>> START

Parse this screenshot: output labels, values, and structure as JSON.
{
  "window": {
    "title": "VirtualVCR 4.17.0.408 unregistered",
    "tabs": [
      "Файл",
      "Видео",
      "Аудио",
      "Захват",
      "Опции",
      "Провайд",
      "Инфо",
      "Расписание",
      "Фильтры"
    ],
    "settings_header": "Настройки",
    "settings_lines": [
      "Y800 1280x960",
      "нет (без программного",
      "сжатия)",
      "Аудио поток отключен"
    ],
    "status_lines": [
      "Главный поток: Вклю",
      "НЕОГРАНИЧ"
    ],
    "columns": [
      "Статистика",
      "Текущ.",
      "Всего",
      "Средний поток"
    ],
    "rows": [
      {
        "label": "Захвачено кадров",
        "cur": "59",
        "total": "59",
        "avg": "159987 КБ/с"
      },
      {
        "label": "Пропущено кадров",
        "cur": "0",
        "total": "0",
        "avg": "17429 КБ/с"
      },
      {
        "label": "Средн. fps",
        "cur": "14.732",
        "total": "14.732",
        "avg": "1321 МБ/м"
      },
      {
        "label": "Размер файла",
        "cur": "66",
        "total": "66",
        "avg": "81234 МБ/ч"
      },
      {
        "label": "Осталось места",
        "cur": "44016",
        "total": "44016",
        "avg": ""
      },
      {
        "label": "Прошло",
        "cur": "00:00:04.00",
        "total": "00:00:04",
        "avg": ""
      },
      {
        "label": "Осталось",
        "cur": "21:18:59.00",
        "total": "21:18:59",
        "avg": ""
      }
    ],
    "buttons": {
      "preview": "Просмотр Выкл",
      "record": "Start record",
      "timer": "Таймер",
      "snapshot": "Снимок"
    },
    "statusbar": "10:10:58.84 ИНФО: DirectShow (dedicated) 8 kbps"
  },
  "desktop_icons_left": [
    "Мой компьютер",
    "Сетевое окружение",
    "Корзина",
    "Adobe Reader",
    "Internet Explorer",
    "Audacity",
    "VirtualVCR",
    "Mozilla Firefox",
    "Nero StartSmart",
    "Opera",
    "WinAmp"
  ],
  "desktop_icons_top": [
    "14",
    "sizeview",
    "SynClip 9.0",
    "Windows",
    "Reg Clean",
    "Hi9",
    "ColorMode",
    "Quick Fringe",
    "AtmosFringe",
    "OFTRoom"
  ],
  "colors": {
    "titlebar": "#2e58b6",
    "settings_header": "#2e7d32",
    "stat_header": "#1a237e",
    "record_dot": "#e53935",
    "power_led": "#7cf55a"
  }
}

>> END

Exercise requirements: Your task is to extract all of the records exactly.

Exercise answer:
Parse this screenshot: output labels, values, and structure as JSON.
{
  "window": {
    "title": "VirtualVCR 4.17.0.408 unregistered",
    "tabs": [
      "Файл",
      "Видео",
      "Аудио",
      "Захват",
      "Опции",
      "Провайд",
      "Инфо",
      "Расписание",
      "Фильтры"
    ],
    "settings_header": "Настройки",
    "settings_lines": [
      "Y800 1280x960",
      "нет (без программного",
      "сжатия)",
      "Аудио поток отключен"
    ],
    "status_lines": [
      "Главный поток: Вклю",
      "НЕОГРАНИЧ"
    ],
    "columns": [
      "Статистика",
      "Текущ.",
      "Всего",
      "Средний поток"
    ],
    "rows": [
      {
        "label": "Захвачено кадров",
        "cur": "59",
        "total": "59",
        "avg": "159987 КБ/с"
      },
      {
        "label": "Пропущено кадров",
        "cur": "0",
        "total": "0",
        "avg": "17429 КБ/с"
      },
      {
        "label": "Средн. fps",
        "cur": "14.732",
        "total": "14.732",
        "avg": "1321 МБ/м"
      },
      {
        "label": "Размер файла",
        "cur": "66",
        "total": "66",
        "avg": "81234 МБ/ч"
      },
      {
        "label": "Осталось места",
        "cur": "44016",
        "total": "44016",
        "avg": ""
      },
      {
        "label": "Прошло",
        "cur": "00:00:04.00",
        "total": "00:00:04",
        "avg": ""
      },
      {
        "label": "Осталось",
        "cur": "21:18:59.00",
        "total": "21:18:59",
        "avg": ""
      }
    ],
    "buttons": {
      "preview": "Просмотр Выкл",
      "record": "Start record",
      "timer": "Таймер",
      "snapshot": "Снимок"
    },
    "statusbar": "10:10:58.84 ИНФО: DirectShow (dedicated) 8 kbps"
  },
  "desktop_icons_left": [
    "Мой компьютер",
    "Сетевое окружение",
    "Корзина",
    "Adobe Reader",
    "Internet Explorer",
    "Audacity",
    "VirtualVCR",
    "Mozilla Firefox",
    "Nero StartSmart",
    "Opera",
    "WinAmp"
  ],
  "desktop_icons_top": [
    "14",
    "sizeview",
    "SynClip 9.0",
    "Windows",
    "Reg Clean",
    "Hi9",
    "ColorMode",
    "Quick Fringe",
    "AtmosFringe",
    "OFTRoom"
  ],
  "colors": {
    "titlebar": "#2e58b6",
    "settings_header": "#2e7d32",
    "stat_header": "#1a237e",
    "record_dot": "#e53935",
    "power_led": "#7cf55a"
  }
}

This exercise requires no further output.